--- Goal ---
Copy out all of the data exactly as it appears.

━━━ Supplied material

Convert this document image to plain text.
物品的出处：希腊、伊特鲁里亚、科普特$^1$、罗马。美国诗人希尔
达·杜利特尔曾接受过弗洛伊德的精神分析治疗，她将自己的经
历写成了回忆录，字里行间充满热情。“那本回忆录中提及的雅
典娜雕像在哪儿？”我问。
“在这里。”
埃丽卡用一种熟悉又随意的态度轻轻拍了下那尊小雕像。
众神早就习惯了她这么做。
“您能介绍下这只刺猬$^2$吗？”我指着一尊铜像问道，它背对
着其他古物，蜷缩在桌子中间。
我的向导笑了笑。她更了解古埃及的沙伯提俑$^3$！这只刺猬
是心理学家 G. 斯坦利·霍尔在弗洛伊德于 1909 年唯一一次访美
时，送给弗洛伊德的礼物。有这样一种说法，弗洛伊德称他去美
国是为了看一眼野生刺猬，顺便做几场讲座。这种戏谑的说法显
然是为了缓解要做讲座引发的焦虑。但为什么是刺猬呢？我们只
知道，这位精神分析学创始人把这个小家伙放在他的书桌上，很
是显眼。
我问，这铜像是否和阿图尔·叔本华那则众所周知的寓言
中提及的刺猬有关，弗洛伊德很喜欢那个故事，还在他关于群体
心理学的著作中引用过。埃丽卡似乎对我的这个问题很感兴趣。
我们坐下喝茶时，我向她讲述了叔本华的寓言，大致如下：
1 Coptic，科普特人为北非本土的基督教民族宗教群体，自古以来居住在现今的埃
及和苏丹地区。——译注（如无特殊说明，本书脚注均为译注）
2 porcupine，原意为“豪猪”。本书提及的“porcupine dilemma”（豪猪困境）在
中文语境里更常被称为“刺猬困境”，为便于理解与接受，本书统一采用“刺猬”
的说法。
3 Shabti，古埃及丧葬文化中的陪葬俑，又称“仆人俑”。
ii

━━━━━━

--- Exercise result ---
Convert this document image to plain text.
物品的出处：希腊、伊特鲁里亚、科普特$^1$、罗马。美国诗人希尔
达·杜利特尔曾接受过弗洛伊德的精神分析治疗，她将自己的经
历写成了回忆录，字里行间充满热情。“那本回忆录中提及的雅
典娜雕像在哪儿？”我问。
“在这里。”
埃丽卡用一种熟悉又随意的态度轻轻拍了下那尊小雕像。
众神早就习惯了她这么做。
“您能介绍下这只刺猬$^2$吗？”我指着一尊铜像问道，它背对
着其他古物，蜷缩在桌子中间。
我的向导笑了笑。她更了解古埃及的沙伯提俑$^3$！这只刺猬
是心理学家 G. 斯坦利·霍尔在弗洛伊德于 1909 年唯一一次访美
时，送给弗洛伊德的礼物。有这样一种说法，弗洛伊德称他去美
国是为了看一眼野生刺猬，顺便做几场讲座。这种戏谑的说法显
然是为了缓解要做讲座引发的焦虑。但为什么是刺猬呢？我们只
知道，这位精神分析学创始人把这个小家伙放在他的书桌上，很
是显眼。
我问，这铜像是否和阿图尔·叔本华那则众所周知的寓言
中提及的刺猬有关，弗洛伊德很喜欢那个故事，还在他关于群体
心理学的著作中引用过。埃丽卡似乎对我的这个问题很感兴趣。
我们坐下喝茶时，我向她讲述了叔本华的寓言，大致如下：
1 Coptic，科普特人为北非本土的基督教民族宗教群体，自古以来居住在现今的埃
及和苏丹地区。——译注（如无特殊说明，本书脚注均为译注）
2 porcupine，原意为“豪猪”。本书提及的“porcupine dilemma”（豪猪困境）在
中文语境里更常被称为“刺猬困境”，为便于理解与接受，本书统一采用“刺猬”
的说法。
3 Shabti，古埃及丧葬文化中的陪葬俑，又称“仆人俑”。
ii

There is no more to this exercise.